- **Input**:
━━━━━━

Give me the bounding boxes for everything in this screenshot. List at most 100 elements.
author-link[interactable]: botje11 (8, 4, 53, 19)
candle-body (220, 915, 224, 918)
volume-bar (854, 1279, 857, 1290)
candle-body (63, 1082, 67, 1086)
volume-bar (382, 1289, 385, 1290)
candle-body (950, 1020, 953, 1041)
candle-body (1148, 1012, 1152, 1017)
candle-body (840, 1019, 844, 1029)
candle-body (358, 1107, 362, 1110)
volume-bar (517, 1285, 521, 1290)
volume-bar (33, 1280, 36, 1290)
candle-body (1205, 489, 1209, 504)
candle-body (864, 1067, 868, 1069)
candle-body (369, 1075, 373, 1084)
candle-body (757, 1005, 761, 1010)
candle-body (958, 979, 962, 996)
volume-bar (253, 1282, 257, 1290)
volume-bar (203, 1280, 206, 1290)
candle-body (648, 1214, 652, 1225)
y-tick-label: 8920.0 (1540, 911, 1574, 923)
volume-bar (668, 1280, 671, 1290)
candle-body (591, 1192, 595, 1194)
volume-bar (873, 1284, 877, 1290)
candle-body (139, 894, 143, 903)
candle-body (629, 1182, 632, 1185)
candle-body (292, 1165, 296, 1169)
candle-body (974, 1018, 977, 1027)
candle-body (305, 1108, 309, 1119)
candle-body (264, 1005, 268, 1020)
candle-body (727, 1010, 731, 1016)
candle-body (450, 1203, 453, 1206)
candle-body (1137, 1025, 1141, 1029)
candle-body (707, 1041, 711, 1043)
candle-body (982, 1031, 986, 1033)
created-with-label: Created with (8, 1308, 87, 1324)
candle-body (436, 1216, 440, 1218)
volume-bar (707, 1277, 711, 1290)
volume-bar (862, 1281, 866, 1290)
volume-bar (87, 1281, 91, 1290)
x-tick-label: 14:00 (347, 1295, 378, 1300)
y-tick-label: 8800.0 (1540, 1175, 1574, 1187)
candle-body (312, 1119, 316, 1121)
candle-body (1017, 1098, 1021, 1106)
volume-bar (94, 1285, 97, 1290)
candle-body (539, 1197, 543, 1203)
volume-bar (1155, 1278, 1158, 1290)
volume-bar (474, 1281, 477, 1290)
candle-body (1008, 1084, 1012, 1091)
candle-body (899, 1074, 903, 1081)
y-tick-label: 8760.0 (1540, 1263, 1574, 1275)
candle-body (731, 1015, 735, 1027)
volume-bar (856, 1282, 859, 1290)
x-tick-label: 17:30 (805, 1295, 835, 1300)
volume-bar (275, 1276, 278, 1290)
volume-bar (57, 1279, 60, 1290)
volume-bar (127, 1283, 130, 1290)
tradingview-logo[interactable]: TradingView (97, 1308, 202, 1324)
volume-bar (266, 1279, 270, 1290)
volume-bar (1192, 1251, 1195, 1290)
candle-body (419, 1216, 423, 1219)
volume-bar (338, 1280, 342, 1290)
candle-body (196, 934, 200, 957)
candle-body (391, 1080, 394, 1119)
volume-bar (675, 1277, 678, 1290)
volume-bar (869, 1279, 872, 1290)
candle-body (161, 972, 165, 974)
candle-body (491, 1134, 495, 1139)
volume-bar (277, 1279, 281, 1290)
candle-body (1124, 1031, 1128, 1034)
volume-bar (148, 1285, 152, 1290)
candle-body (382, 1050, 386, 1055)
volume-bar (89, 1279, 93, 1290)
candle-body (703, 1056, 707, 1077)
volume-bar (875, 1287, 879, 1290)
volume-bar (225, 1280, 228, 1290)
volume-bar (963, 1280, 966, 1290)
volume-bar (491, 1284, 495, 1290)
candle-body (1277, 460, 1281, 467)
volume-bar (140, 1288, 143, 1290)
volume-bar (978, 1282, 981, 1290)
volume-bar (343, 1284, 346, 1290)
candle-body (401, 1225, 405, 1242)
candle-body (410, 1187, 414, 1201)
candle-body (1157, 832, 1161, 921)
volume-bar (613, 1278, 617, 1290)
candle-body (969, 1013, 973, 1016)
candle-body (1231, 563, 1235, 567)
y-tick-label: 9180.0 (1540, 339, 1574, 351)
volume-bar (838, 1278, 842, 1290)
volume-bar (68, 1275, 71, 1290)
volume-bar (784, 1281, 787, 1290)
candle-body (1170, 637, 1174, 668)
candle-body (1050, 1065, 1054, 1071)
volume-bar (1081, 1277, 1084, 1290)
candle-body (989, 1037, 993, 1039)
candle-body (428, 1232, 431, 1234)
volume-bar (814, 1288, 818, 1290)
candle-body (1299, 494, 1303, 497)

━━━━━━

- **Exercise goal**:
Copy the listing above again, switching each "volume-bar" to "volume-column" and keeping every other character the same.

- **Task response**:
Give me the bounding boxes for everything in this screenshot. List at most 100 elements.
author-link[interactable]: botje11 (8, 4, 53, 19)
candle-body (220, 915, 224, 918)
volume-column (854, 1279, 857, 1290)
candle-body (63, 1082, 67, 1086)
volume-column (382, 1289, 385, 1290)
candle-body (950, 1020, 953, 1041)
candle-body (1148, 1012, 1152, 1017)
candle-body (840, 1019, 844, 1029)
candle-body (358, 1107, 362, 1110)
volume-column (517, 1285, 521, 1290)
volume-column (33, 1280, 36, 1290)
candle-body (1205, 489, 1209, 504)
candle-body (864, 1067, 868, 1069)
candle-body (369, 1075, 373, 1084)
candle-body (757, 1005, 761, 1010)
candle-body (958, 979, 962, 996)
volume-column (253, 1282, 257, 1290)
volume-column (203, 1280, 206, 1290)
candle-body (648, 1214, 652, 1225)
y-tick-label: 8920.0 (1540, 911, 1574, 923)
volume-column (668, 1280, 671, 1290)
candle-body (591, 1192, 595, 1194)
volume-column (873, 1284, 877, 1290)
candle-body (139, 894, 143, 903)
candle-body (629, 1182, 632, 1185)
candle-body (292, 1165, 296, 1169)
candle-body (974, 1018, 977, 1027)
candle-body (305, 1108, 309, 1119)
candle-body (264, 1005, 268, 1020)
candle-body (727, 1010, 731, 1016)
candle-body (450, 1203, 453, 1206)
candle-body (1137, 1025, 1141, 1029)
candle-body (707, 1041, 711, 1043)
candle-body (982, 1031, 986, 1033)
created-with-label: Created with (8, 1308, 87, 1324)
candle-body (436, 1216, 440, 1218)
volume-column (707, 1277, 711, 1290)
volume-column (862, 1281, 866, 1290)
volume-column (87, 1281, 91, 1290)
x-tick-label: 14:00 (347, 1295, 378, 1300)
y-tick-label: 8800.0 (1540, 1175, 1574, 1187)
candle-body (312, 1119, 316, 1121)
candle-body (1017, 1098, 1021, 1106)
volume-column (94, 1285, 97, 1290)
candle-body (539, 1197, 543, 1203)
volume-column (1155, 1278, 1158, 1290)
volume-column (474, 1281, 477, 1290)
candle-body (1008, 1084, 1012, 1091)
candle-body (899, 1074, 903, 1081)
y-tick-label: 8760.0 (1540, 1263, 1574, 1275)
candle-body (731, 1015, 735, 1027)
volume-column (856, 1282, 859, 1290)
x-tick-label: 17:30 (805, 1295, 835, 1300)
volume-column (275, 1276, 278, 1290)
volume-column (57, 1279, 60, 1290)
volume-column (127, 1283, 130, 1290)
tradingview-logo[interactable]: TradingView (97, 1308, 202, 1324)
volume-column (266, 1279, 270, 1290)
volume-column (1192, 1251, 1195, 1290)
candle-body (419, 1216, 423, 1219)
volume-column (338, 1280, 342, 1290)
candle-body (196, 934, 200, 957)
candle-body (391, 1080, 394, 1119)
volume-column (675, 1277, 678, 1290)
volume-column (869, 1279, 872, 1290)
candle-body (161, 972, 165, 974)
candle-body (491, 1134, 495, 1139)
volume-column (277, 1279, 281, 1290)
candle-body (1124, 1031, 1128, 1034)
volume-column (148, 1285, 152, 1290)
candle-body (382, 1050, 386, 1055)
volume-column (89, 1279, 93, 1290)
candle-body (703, 1056, 707, 1077)
volume-column (875, 1287, 879, 1290)
volume-column (225, 1280, 228, 1290)
volume-column (963, 1280, 966, 1290)
volume-column (491, 1284, 495, 1290)
candle-body (1277, 460, 1281, 467)
volume-column (140, 1288, 143, 1290)
volume-column (978, 1282, 981, 1290)
volume-column (343, 1284, 346, 1290)
candle-body (401, 1225, 405, 1242)
candle-body (410, 1187, 414, 1201)
candle-body (1157, 832, 1161, 921)
volume-column (613, 1278, 617, 1290)
candle-body (969, 1013, 973, 1016)
candle-body (1231, 563, 1235, 567)
y-tick-label: 9180.0 (1540, 339, 1574, 351)
volume-column (838, 1278, 842, 1290)
volume-column (68, 1275, 71, 1290)
volume-column (784, 1281, 787, 1290)
candle-body (1170, 637, 1174, 668)
candle-body (1050, 1065, 1054, 1071)
volume-column (1081, 1277, 1084, 1290)
candle-body (989, 1037, 993, 1039)
candle-body (428, 1232, 431, 1234)
volume-column (814, 1288, 818, 1290)
candle-body (1299, 494, 1303, 497)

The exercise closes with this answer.